# START OF DATA SUPPLIED

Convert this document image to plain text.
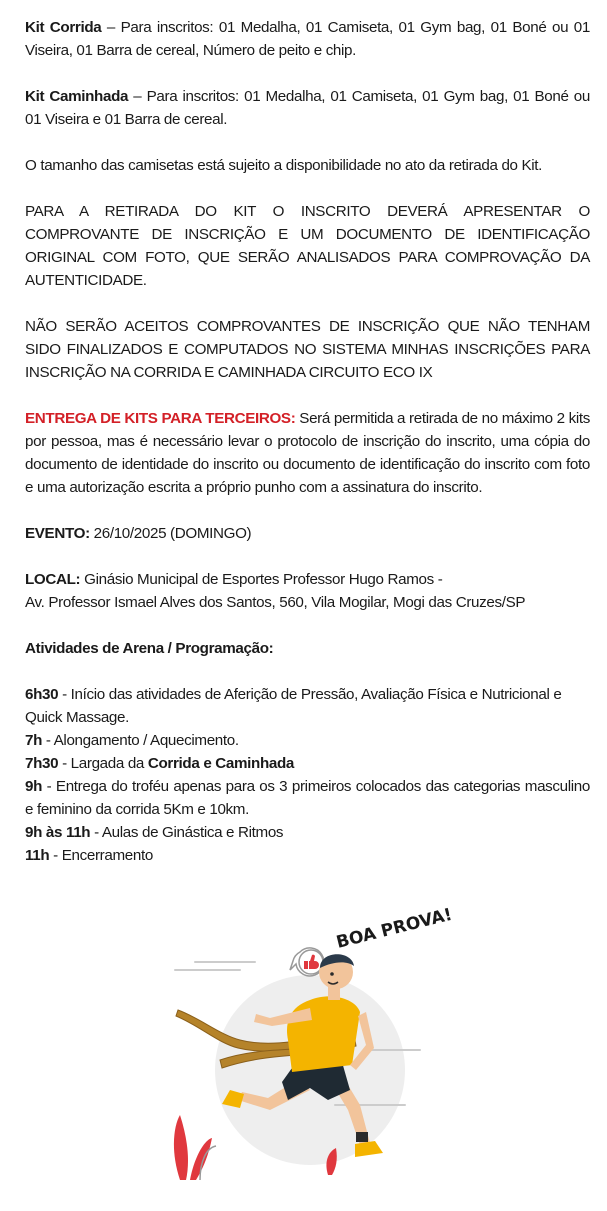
Kit Corrida – Para inscritos: 01 Medalha, 01 Camiseta, 01 Gym bag, 01 Boné ou 01 Viseira, 01 Barra de cereal, Número de peito e chip.

Kit Caminhada – Para inscritos: 01 Medalha, 01 Camiseta, 01 Gym bag, 01 Boné ou 01 Viseira e 01 Barra de cereal.

O tamanho das camisetas está sujeito a disponibilidade no ato da retirada do Kit.

PARA A RETIRADA DO KIT O INSCRITO DEVERÁ APRESENTAR O COMPROVANTE DE INSCRIÇÃO E UM DOCUMENTO DE IDENTIFICAÇÃO ORIGINAL COM FOTO, QUE SERÃO ANALISADOS PARA COMPROVAÇÃO DA AUTENTICIDADE.

NÃO SERÃO ACEITOS COMPROVANTES DE INSCRIÇÃO QUE NÃO TENHAM SIDO FINALIZADOS E COMPUTADOS NO SISTEMA MINHAS INSCRIÇÕES PARA INSCRIÇÃO NA CORRIDA E CAMINHADA CIRCUITO ECO IX

ENTREGA DE KITS PARA TERCEIROS: Será permitida a retirada de no máximo 2 kits por pessoa, mas é necessário levar o protocolo de inscrição do inscrito, uma cópia do documento de identidade do inscrito ou documento de identificação do inscrito com foto e uma autorização escrita a próprio punho com a assinatura do inscrito.

EVENTO: 26/10/2025 (DOMINGO)

LOCAL: Ginásio Municipal de Esportes Professor Hugo Ramos -

Av. Professor Ismael Alves dos Santos, 560, Vila Mogilar, Mogi das Cruzes/SP

Atividades de Arena / Programação:

6h30 - Início das atividades de Aferição de Pressão, Avaliação Física e Nutricional e Quick Massage.

7h - Alongamento / Aquecimento.

7h30 - Largada da Corrida e Caminhada

9h - Entrega do troféu apenas para os 3 primeiros colocados das categorias masculino e feminino da corrida 5Km e 10km.

9h às 11h - Aulas de Ginástica e Ritmos

11h - Encerramento

BOA PROVA!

# END OF DATA SUPPLIED

### WHAT THE TASK REQUIRES
Within the listing, how many lines hold the word "Medalha"? Only the number is to be given.

### TASK ANSWER
2